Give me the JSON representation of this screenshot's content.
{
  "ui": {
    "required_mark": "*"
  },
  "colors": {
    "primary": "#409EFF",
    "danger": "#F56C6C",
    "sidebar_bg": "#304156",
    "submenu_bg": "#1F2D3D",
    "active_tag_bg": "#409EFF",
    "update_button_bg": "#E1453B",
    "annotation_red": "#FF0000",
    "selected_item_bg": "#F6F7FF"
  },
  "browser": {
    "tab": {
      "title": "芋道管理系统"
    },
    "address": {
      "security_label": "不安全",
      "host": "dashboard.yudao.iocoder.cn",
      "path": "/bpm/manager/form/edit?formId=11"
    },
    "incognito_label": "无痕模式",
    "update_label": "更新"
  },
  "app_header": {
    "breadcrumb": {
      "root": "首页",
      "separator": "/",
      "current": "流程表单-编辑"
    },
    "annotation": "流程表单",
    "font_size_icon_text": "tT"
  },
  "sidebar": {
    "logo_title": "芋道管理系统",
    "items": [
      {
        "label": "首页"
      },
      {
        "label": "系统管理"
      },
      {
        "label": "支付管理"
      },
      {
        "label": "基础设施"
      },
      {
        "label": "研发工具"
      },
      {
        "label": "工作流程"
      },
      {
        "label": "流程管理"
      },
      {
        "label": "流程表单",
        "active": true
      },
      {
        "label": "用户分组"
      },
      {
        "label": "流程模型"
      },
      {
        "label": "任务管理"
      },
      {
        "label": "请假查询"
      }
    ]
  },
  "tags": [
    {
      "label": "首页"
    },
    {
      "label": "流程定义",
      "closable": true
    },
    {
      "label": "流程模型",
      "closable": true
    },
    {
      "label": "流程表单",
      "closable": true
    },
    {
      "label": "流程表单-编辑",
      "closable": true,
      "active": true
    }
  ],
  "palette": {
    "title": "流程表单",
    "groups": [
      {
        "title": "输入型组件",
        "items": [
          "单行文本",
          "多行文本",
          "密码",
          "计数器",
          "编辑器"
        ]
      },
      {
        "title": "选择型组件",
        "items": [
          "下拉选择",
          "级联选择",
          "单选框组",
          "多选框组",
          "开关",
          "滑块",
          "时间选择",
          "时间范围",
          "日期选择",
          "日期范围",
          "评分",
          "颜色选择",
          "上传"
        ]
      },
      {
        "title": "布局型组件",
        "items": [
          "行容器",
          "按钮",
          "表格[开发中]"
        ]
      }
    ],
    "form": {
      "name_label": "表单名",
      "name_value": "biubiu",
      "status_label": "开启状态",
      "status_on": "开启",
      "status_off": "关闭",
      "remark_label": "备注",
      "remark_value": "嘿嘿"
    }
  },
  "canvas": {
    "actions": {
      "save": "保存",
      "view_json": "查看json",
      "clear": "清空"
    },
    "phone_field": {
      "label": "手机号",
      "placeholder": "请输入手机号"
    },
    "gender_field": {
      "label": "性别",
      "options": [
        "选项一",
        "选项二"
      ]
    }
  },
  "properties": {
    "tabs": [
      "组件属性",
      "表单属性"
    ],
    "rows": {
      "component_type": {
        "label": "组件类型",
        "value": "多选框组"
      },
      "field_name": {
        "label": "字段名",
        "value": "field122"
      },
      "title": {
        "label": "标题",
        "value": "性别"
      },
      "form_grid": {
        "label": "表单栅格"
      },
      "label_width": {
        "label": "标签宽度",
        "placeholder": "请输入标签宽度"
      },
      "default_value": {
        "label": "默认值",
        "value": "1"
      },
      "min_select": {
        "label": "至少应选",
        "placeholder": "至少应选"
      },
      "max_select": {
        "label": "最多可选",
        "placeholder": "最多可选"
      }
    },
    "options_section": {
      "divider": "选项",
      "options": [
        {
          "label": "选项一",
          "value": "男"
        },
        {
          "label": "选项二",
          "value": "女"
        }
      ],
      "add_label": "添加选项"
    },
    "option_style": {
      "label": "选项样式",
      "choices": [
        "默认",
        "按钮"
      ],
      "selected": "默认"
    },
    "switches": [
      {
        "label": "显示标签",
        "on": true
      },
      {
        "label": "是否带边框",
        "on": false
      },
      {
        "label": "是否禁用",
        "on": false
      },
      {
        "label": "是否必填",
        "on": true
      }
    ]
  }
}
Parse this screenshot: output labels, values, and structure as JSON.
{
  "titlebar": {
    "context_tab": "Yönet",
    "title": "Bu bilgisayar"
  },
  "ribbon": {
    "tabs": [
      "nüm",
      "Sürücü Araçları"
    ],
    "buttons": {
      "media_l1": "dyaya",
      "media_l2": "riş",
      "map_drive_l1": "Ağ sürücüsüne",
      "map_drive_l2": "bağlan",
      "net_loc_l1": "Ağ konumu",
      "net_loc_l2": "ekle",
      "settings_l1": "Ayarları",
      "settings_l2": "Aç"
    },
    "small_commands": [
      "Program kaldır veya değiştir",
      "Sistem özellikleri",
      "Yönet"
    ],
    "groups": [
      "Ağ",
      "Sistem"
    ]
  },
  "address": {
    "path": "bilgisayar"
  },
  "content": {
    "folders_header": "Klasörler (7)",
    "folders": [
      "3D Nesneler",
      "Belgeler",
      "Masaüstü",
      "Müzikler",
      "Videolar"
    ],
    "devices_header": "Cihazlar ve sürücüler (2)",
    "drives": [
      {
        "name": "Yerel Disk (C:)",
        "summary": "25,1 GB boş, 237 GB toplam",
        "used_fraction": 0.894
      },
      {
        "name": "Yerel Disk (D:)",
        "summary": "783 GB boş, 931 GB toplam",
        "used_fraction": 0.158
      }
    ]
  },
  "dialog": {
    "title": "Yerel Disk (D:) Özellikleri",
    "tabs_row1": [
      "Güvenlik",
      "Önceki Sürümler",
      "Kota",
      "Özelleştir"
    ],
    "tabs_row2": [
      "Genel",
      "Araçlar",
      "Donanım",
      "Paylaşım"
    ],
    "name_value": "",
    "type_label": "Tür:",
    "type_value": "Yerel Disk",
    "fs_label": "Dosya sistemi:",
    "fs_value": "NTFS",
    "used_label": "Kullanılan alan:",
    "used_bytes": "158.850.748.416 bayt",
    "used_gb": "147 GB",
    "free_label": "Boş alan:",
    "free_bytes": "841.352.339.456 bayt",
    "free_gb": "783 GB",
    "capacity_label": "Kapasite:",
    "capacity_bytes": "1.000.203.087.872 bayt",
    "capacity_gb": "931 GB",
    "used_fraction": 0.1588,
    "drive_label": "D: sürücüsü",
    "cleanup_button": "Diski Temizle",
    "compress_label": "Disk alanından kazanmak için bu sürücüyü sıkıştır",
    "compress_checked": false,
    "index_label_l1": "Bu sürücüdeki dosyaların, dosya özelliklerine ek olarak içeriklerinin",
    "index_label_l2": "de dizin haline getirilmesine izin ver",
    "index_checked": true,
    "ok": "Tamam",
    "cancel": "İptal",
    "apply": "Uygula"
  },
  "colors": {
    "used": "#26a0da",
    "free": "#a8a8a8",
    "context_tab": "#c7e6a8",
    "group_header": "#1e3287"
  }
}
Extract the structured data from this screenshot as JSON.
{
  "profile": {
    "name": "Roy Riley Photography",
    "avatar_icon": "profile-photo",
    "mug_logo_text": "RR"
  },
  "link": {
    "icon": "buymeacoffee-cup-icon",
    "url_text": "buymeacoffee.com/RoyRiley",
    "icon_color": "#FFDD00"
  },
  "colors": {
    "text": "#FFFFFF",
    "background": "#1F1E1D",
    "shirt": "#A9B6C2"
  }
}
- - -
Short problem.
Output only the lines running from the line with "Extract the structured" through the final line of the data, inclusive.

Full solution.
Extract the structured data from this screenshot as JSON.
{
  "profile": {
    "name": "Roy Riley Photography",
    "avatar_icon": "profile-photo",
    "mug_logo_text": "RR"
  },
  "link": {
    "icon": "buymeacoffee-cup-icon",
    "url_text": "buymeacoffee.com/RoyRiley",
    "icon_color": "#FFDD00"
  },
  "colors": {
    "text": "#FFFFFF",
    "background": "#1F1E1D",
    "shirt": "#A9B6C2"
  }
}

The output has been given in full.